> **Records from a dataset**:
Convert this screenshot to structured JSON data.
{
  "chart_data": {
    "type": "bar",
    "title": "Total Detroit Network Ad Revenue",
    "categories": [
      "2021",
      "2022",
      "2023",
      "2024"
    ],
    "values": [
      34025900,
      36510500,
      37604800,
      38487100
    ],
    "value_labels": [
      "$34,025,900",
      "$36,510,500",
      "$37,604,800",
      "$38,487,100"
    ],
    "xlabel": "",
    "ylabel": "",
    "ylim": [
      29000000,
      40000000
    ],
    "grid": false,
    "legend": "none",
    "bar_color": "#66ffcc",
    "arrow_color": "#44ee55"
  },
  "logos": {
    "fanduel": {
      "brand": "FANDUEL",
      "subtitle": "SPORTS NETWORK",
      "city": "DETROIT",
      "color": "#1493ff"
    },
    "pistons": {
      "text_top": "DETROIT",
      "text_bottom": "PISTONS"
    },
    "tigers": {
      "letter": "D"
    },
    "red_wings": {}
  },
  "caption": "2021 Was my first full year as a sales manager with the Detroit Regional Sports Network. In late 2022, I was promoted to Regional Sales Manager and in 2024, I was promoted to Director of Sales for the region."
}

> **EXERCISE**:
Give the entries again in full, exactly as they are written.

> **TASK RESPONSE**:
Convert this screenshot to structured JSON data.
{
  "chart_data": {
    "type": "bar",
    "title": "Total Detroit Network Ad Revenue",
    "categories": [
      "2021",
      "2022",
      "2023",
      "2024"
    ],
    "values": [
      34025900,
      36510500,
      37604800,
      38487100
    ],
    "value_labels": [
      "$34,025,900",
      "$36,510,500",
      "$37,604,800",
      "$38,487,100"
    ],
    "xlabel": "",
    "ylabel": "",
    "ylim": [
      29000000,
      40000000
    ],
    "grid": false,
    "legend": "none",
    "bar_color": "#66ffcc",
    "arrow_color": "#44ee55"
  },
  "logos": {
    "fanduel": {
      "brand": "FANDUEL",
      "subtitle": "SPORTS NETWORK",
      "city": "DETROIT",
      "color": "#1493ff"
    },
    "pistons": {
      "text_top": "DETROIT",
      "text_bottom": "PISTONS"
    },
    "tigers": {
      "letter": "D"
    },
    "red_wings": {}
  },
  "caption": "2021 Was my first full year as a sales manager with the Detroit Regional Sports Network. In late 2022, I was promoted to Regional Sales Manager and in 2024, I was promoted to Director of Sales for the region."
}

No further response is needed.